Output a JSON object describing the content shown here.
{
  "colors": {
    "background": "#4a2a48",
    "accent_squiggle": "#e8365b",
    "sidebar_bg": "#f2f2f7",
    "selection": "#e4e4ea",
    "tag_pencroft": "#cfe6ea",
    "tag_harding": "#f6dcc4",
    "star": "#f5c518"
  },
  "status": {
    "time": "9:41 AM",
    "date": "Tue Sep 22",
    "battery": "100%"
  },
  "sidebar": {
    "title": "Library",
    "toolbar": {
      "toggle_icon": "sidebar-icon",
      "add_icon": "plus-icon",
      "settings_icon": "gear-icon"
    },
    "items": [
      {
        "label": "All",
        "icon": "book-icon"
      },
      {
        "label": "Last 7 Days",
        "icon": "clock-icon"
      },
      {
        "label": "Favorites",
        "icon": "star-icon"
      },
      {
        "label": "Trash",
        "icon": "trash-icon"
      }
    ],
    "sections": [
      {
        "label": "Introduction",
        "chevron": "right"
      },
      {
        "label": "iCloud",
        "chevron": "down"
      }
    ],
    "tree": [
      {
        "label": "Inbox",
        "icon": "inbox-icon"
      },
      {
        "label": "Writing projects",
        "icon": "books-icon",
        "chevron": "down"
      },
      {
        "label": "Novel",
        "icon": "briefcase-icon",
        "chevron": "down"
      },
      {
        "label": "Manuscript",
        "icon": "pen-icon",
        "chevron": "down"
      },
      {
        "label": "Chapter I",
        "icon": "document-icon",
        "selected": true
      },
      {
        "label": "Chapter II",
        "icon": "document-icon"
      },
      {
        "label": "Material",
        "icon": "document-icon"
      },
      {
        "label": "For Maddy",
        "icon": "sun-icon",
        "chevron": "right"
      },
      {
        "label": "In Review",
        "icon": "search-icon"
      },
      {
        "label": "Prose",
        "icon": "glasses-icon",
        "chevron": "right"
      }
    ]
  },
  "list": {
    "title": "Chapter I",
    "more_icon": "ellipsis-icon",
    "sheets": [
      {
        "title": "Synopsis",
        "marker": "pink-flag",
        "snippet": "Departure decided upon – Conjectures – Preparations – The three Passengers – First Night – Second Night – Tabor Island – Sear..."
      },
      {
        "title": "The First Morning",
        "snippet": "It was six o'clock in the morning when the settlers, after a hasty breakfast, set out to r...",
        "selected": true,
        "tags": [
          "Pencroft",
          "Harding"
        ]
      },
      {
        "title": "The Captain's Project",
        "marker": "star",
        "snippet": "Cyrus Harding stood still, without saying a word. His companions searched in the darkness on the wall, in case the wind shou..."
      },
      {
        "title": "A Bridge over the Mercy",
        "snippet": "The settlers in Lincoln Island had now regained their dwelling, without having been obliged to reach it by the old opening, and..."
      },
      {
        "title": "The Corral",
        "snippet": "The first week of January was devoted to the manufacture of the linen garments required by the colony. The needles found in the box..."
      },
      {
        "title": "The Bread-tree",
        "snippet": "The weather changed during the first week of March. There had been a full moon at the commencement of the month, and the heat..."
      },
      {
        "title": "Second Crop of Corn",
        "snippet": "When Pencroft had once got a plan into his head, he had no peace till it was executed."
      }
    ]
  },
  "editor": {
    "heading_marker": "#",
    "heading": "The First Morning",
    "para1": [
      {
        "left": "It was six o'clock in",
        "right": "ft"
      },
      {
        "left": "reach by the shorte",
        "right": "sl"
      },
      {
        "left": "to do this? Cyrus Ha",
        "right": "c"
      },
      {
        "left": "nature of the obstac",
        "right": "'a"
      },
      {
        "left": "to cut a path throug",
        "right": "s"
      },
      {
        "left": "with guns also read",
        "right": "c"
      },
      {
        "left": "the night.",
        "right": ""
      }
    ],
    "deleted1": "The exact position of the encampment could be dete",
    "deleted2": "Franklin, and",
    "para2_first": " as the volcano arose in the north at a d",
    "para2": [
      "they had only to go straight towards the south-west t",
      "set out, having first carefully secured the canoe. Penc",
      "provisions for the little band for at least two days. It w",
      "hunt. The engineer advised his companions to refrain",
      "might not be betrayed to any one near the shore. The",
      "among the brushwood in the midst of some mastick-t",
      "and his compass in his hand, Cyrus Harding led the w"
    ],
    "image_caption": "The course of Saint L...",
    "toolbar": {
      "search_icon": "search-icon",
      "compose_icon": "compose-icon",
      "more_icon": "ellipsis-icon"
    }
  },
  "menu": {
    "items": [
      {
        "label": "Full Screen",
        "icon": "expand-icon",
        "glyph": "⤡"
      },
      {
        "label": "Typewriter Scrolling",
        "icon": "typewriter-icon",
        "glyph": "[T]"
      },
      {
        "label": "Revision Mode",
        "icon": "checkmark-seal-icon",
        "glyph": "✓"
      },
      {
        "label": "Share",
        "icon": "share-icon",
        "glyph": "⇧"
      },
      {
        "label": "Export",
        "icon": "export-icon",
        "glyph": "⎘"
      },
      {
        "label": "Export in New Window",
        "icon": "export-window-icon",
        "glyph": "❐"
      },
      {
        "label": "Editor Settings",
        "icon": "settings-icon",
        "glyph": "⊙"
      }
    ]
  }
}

To be done:
Reproduce each record shown above without altering a single word.

Result of this task:
Output a JSON object describing the content shown here.
{
  "colors": {
    "background": "#4a2a48",
    "accent_squiggle": "#e8365b",
    "sidebar_bg": "#f2f2f7",
    "selection": "#e4e4ea",
    "tag_pencroft": "#cfe6ea",
    "tag_harding": "#f6dcc4",
    "star": "#f5c518"
  },
  "status": {
    "time": "9:41 AM",
    "date": "Tue Sep 22",
    "battery": "100%"
  },
  "sidebar": {
    "title": "Library",
    "toolbar": {
      "toggle_icon": "sidebar-icon",
      "add_icon": "plus-icon",
      "settings_icon": "gear-icon"
    },
    "items": [
      {
        "label": "All",
        "icon": "book-icon"
      },
      {
        "label": "Last 7 Days",
        "icon": "clock-icon"
      },
      {
        "label": "Favorites",
        "icon": "star-icon"
      },
      {
        "label": "Trash",
        "icon": "trash-icon"
      }
    ],
    "sections": [
      {
        "label": "Introduction",
        "chevron": "right"
      },
      {
        "label": "iCloud",
        "chevron": "down"
      }
    ],
    "tree": [
      {
        "label": "Inbox",
        "icon": "inbox-icon"
      },
      {
        "label": "Writing projects",
        "icon": "books-icon",
        "chevron": "down"
      },
      {
        "label": "Novel",
        "icon": "briefcase-icon",
        "chevron": "down"
      },
      {
        "label": "Manuscript",
        "icon": "pen-icon",
        "chevron": "down"
      },
      {
        "label": "Chapter I",
        "icon": "document-icon",
        "selected": true
      },
      {
        "label": "Chapter II",
        "icon": "document-icon"
      },
      {
        "label": "Material",
        "icon": "document-icon"
      },
      {
        "label": "For Maddy",
        "icon": "sun-icon",
        "chevron": "right"
      },
      {
        "label": "In Review",
        "icon": "search-icon"
      },
      {
        "label": "Prose",
        "icon": "glasses-icon",
        "chevron": "right"
      }
    ]
  },
  "list": {
    "title": "Chapter I",
    "more_icon": "ellipsis-icon",
    "sheets": [
      {
        "title": "Synopsis",
        "marker": "pink-flag",
        "snippet": "Departure decided upon – Conjectures – Preparations – The three Passengers – First Night – Second Night – Tabor Island – Sear..."
      },
      {
        "title": "The First Morning",
        "snippet": "It was six o'clock in the morning when the settlers, after a hasty breakfast, set out to r...",
        "selected": true,
        "tags": [
          "Pencroft",
          "Harding"
        ]
      },
      {
        "title": "The Captain's Project",
        "marker": "star",
        "snippet": "Cyrus Harding stood still, without saying a word. His companions searched in the darkness on the wall, in case the wind shou..."
      },
      {
        "title": "A Bridge over the Mercy",
        "snippet": "The settlers in Lincoln Island had now regained their dwelling, without having been obliged to reach it by the old opening, and..."
      },
      {
        "title": "The Corral",
        "snippet": "The first week of January was devoted to the manufacture of the linen garments required by the colony. The needles found in the box..."
      },
      {
        "title": "The Bread-tree",
        "snippet": "The weather changed during the first week of March. There had been a full moon at the commencement of the month, and the heat..."
      },
      {
        "title": "Second Crop of Corn",
        "snippet": "When Pencroft had once got a plan into his head, he had no peace till it was executed."
      }
    ]
  },
  "editor": {
    "heading_marker": "#",
    "heading": "The First Morning",
    "para1": [
      {
        "left": "It was six o'clock in",
        "right": "ft"
      },
      {
        "left": "reach by the shorte",
        "right": "sl"
      },
      {
        "left": "to do this? Cyrus Ha",
        "right": "c"
      },
      {
        "left": "nature of the obstac",
        "right": "'a"
      },
      {
        "left": "to cut a path throug",
        "right": "s"
      },
      {
        "left": "with guns also read",
        "right": "c"
      },
      {
        "left": "the night.",
        "right": ""
      }
    ],
    "deleted1": "The exact position of the encampment could be dete",
    "deleted2": "Franklin, and",
    "para2_first": " as the volcano arose in the north at a d",
    "para2": [
      "they had only to go straight towards the south-west t",
      "set out, having first carefully secured the canoe. Penc",
      "provisions for the little band for at least two days. It w",
      "hunt. The engineer advised his companions to refrain",
      "might not be betrayed to any one near the shore. The",
      "among the brushwood in the midst of some mastick-t",
      "and his compass in his hand, Cyrus Harding led the w"
    ],
    "image_caption": "The course of Saint L...",
    "toolbar": {
      "search_icon": "search-icon",
      "compose_icon": "compose-icon",
      "more_icon": "ellipsis-icon"
    }
  },
  "menu": {
    "items": [
      {
        "label": "Full Screen",
        "icon": "expand-icon",
        "glyph": "⤡"
      },
      {
        "label": "Typewriter Scrolling",
        "icon": "typewriter-icon",
        "glyph": "[T]"
      },
      {
        "label": "Revision Mode",
        "icon": "checkmark-seal-icon",
        "glyph": "✓"
      },
      {
        "label": "Share",
        "icon": "share-icon",
        "glyph": "⇧"
      },
      {
        "label": "Export",
        "icon": "export-icon",
        "glyph": "⎘"
      },
      {
        "label": "Export in New Window",
        "icon": "export-window-icon",
        "glyph": "❐"
      },
      {
        "label": "Editor Settings",
        "icon": "settings-icon",
        "glyph": "⊙"
      }
    ]
  }
}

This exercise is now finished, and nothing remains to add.